• [EXTRACTO PROPORCIONADO]
- - -

Sin embargo, Subirana tiene «sentimientos encontrados». Además de sortar los obstáculos de una administración local corrupta que en algunos casos llegó a quedarse con recursos que iban destinados a las escuelas, de haber sufrido el acoso de mafias locales —la catalana denuncia que fue torturada y que pasó doce días ingresada en un hospital durante los cuales echaron a los niños a la calle y robaron el dinero destinado para la construcción de una escuela— a finales de la pasada década, su fundación, la Vicki Educational and Development Foundation Nepal (Vedfon), se vio envuelta en un escándalo a raíz del suicidio de una niña minusválida alumna de una de sus escuelas y el posterior descubrimiento de un caso de malversación de fondos por parte de miembros del patronato de la Fundación. Hace dos años, el Tribunal Supremo la absolvió de las acusaciones de apropiación indebida tras una campaña de desprestigio que, según ella, desembocó en la disminución de las donaciones a su fundación y el consecuente cierre de alguna de sus escuelas.

«La escuela lo significaba todo para ellos: sin ella no comían, porque era el banco de alimentos; si tenían un problema legal, la escuela les proporcionaba esa cobertura; a sus padres les alfabetizó para que pudieran dejar trabajos indignos. En un Estado de derecho como España, de eso se ocupa el Estado y la escuela es la que tiene la misión de desarrollar y transmitir conocimientos. Pero en Nepal, en la escuela tenían una cobertura social tan grande que si no venían se quedaban totalmente desprotegidos», explica.

Subirana acusa además al Gobierno de la Generalitat de haberla dejado en la estacada y no haberla apoyado y de, en algunos casos, haberla boicoteado y haber reducido las subvenciones de cooperación destinadas a su fundación. «Hay un perfil que se ha destapado que pertenece a las raíces más podridas de un asentamiento político que sólo vela por sus intereses y sus propios fines en el terreno que sea. Y en la cooperación internacional era: patriotismo y beneficios para ellos. No se puede vivir en el siglo XXI, yendo a manifestaciones a favor de los Derechos Humanos y luego permanecer impasible en tu propia casa cuando suceden cosas como esta».

- - -

• [DATOS PROPORCIONADOS]
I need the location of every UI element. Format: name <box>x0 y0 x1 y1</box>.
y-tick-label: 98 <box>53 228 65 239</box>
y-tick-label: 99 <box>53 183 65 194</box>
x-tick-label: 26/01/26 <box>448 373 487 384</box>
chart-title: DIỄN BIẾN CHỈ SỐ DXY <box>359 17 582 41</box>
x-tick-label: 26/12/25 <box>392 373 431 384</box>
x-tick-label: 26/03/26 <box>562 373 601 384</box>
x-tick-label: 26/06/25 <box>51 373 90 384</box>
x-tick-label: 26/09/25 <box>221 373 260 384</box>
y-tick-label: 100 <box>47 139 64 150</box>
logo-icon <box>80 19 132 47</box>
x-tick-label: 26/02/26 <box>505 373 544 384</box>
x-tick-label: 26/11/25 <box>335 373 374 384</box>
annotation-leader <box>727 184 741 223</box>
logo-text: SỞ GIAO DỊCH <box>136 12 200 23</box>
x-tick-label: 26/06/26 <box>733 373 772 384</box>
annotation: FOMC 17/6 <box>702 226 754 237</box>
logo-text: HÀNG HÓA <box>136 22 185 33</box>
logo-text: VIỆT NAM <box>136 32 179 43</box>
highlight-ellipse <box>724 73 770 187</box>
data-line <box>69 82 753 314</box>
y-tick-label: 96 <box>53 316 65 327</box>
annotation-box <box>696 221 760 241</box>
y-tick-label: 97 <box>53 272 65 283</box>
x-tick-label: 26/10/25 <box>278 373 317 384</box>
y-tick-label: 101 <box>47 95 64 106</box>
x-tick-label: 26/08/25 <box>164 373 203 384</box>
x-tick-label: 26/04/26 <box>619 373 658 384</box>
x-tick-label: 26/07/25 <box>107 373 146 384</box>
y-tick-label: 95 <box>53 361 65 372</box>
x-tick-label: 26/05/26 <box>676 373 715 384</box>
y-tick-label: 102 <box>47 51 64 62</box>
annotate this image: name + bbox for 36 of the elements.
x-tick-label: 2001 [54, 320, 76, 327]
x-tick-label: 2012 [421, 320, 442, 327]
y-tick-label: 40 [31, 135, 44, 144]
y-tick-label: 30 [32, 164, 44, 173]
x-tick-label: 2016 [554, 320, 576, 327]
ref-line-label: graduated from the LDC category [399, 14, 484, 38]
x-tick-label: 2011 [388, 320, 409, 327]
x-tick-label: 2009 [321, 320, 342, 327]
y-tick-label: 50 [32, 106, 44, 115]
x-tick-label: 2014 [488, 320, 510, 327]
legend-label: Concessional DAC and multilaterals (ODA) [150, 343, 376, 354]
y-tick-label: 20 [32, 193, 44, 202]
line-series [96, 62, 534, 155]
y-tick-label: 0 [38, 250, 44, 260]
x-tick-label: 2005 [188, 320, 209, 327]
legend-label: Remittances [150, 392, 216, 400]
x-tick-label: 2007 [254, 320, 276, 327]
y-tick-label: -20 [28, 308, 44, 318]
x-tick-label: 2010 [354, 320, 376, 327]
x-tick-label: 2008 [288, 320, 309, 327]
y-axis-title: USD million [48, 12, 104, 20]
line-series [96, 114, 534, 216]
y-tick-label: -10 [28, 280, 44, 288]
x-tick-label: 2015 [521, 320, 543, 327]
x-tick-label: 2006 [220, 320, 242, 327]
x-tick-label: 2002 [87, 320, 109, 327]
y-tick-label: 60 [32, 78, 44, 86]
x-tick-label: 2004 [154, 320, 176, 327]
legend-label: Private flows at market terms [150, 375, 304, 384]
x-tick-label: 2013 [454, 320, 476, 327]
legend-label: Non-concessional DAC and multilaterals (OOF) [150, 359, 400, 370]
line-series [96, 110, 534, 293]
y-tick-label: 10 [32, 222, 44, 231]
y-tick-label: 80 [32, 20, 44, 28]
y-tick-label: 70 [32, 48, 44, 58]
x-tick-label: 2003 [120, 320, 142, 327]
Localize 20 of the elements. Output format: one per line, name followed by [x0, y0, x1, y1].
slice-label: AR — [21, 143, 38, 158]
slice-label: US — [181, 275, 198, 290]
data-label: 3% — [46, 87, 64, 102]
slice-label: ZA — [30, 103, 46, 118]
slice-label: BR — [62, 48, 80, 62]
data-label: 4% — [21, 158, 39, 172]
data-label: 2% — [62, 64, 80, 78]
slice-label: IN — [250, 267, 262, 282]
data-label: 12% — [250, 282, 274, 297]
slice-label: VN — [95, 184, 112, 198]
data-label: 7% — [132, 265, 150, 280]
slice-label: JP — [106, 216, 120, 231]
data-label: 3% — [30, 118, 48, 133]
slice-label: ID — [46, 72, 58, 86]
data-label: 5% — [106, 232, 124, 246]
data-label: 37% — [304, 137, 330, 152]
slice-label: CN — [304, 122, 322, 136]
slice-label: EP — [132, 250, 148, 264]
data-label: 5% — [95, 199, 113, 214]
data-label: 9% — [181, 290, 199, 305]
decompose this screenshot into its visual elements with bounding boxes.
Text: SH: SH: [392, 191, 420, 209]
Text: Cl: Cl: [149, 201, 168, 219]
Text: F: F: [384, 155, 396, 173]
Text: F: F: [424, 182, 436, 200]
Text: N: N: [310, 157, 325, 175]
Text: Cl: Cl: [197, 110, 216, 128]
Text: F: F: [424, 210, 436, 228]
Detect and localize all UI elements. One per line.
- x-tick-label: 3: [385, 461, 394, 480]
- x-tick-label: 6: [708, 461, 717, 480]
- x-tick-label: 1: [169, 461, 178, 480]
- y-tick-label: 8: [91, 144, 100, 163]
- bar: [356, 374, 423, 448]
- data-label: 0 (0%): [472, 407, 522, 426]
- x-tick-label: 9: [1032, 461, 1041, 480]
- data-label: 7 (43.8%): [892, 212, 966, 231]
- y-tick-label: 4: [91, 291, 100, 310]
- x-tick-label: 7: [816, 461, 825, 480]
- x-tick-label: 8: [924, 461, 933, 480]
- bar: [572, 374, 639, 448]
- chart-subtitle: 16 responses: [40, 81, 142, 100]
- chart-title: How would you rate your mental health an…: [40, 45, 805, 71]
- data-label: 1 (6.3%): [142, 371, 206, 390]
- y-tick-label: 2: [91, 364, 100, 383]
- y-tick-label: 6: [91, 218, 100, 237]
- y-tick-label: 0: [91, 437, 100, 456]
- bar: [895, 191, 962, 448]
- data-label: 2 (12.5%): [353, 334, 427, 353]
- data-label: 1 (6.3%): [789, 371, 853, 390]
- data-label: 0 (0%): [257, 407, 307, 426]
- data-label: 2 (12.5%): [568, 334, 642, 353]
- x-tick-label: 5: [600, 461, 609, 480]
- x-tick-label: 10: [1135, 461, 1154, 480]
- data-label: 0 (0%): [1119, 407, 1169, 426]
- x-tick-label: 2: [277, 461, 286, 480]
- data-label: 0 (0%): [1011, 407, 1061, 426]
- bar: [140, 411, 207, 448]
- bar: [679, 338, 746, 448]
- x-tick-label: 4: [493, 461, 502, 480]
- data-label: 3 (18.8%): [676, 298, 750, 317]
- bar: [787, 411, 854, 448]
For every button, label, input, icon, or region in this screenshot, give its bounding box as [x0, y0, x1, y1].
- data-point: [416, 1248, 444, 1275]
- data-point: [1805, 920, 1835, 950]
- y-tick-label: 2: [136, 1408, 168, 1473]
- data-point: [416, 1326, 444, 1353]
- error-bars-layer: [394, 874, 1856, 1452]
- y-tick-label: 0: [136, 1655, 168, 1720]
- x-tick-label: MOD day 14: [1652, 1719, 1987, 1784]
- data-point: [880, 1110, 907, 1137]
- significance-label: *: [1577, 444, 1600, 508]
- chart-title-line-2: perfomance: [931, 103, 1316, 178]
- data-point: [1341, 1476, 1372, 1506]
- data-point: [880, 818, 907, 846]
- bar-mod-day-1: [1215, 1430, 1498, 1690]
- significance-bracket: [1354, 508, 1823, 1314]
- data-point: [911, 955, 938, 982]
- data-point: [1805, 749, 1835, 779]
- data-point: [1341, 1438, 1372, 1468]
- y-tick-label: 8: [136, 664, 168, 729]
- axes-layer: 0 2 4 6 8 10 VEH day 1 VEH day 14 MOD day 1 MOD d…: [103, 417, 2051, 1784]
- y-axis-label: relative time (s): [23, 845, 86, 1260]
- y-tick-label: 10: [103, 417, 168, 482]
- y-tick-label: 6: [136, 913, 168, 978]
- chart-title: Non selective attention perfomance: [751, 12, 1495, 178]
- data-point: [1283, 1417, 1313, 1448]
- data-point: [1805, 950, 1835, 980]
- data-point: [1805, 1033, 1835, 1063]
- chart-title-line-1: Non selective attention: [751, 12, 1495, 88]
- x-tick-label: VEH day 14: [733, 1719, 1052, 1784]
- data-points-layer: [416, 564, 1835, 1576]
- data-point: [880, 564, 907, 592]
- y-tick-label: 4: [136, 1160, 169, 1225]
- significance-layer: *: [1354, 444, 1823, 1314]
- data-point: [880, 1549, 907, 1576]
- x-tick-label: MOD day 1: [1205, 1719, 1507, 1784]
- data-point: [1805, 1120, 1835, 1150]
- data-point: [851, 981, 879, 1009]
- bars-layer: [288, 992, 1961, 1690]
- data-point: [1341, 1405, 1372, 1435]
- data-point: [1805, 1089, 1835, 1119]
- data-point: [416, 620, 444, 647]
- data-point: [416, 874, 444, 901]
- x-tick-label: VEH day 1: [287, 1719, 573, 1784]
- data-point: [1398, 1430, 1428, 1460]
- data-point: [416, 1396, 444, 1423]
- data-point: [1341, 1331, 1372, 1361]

- - -

• [TAREA A REALIZAR]
Según el extracto sobre Subirana y su fundación en Nepal, ¿cuántos días pasó ella ingresada en un hospital?

• [RESULTADO OBTENIDO]
Doce días.